Work required: Write the data out again exactly, with no pictures.

Extracted data entries:
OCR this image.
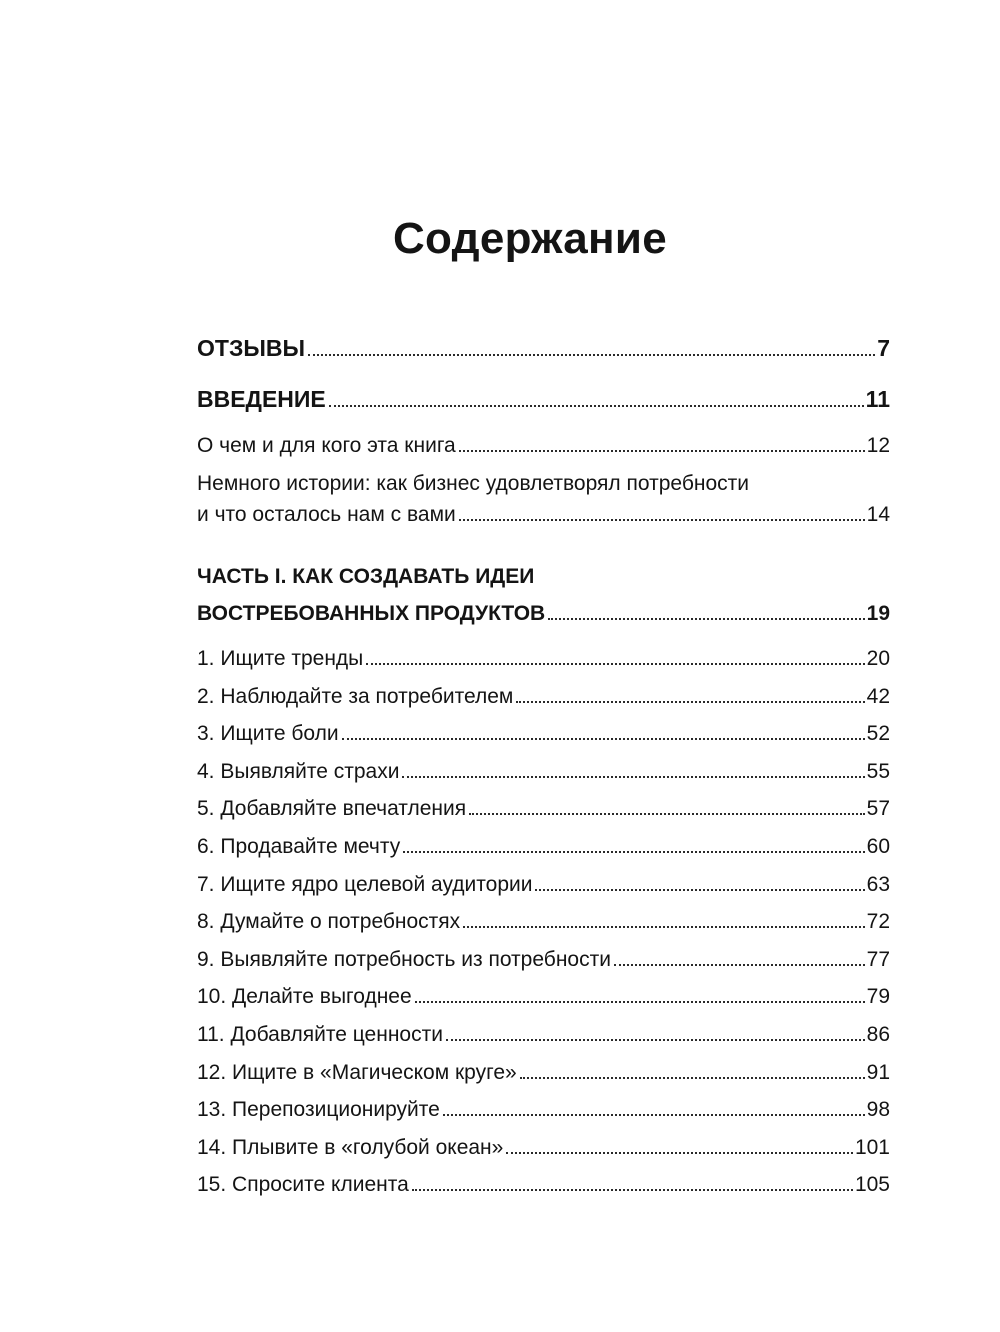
Содержание
ОТЗЫВЫ	7
ВВЕДЕНИЕ	11
О чем и для кого эта книга	12
Немного истории: как бизнес удовлетворял потребности
и что осталось нам с вами	14
ЧАСТЬ I. КАК СОЗДАВАТЬ ИДЕИ
ВОСТРЕБОВАННЫХ ПРОДУКТОВ	19
1. Ищите тренды	20
2. Наблюдайте за потребителем	42
3. Ищите боли	52
4. Выявляйте страхи	55
5. Добавляйте впечатления	57
6. Продавайте мечту	60
7. Ищите ядро целевой аудитории	63
8. Думайте о потребностях	72
9. Выявляйте потребность из потребности	77
10. Делайте выгоднее	79
11. Добавляйте ценности	86
12. Ищите в «Магическом круге»	91
13. Перепозиционируйте	98
14. Плывите в «голубой океан»	101
15. Спросите клиента	105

The reply:
OCR this image.
Содержание
ОТЗЫВЫ	7
ВВЕДЕНИЕ	11
О чем и для кого эта книга	12
Немного истории: как бизнес удовлетворял потребности
и что осталось нам с вами	14
ЧАСТЬ I. КАК СОЗДАВАТЬ ИДЕИ
ВОСТРЕБОВАННЫХ ПРОДУКТОВ	19
1. Ищите тренды	20
2. Наблюдайте за потребителем	42
3. Ищите боли	52
4. Выявляйте страхи	55
5. Добавляйте впечатления	57
6. Продавайте мечту	60
7. Ищите ядро целевой аудитории	63
8. Думайте о потребностях	72
9. Выявляйте потребность из потребности	77
10. Делайте выгоднее	79
11. Добавляйте ценности	86
12. Ищите в «Магическом круге»	91
13. Перепозиционируйте	98
14. Плывите в «голубой океан»	101
15. Спросите клиента	105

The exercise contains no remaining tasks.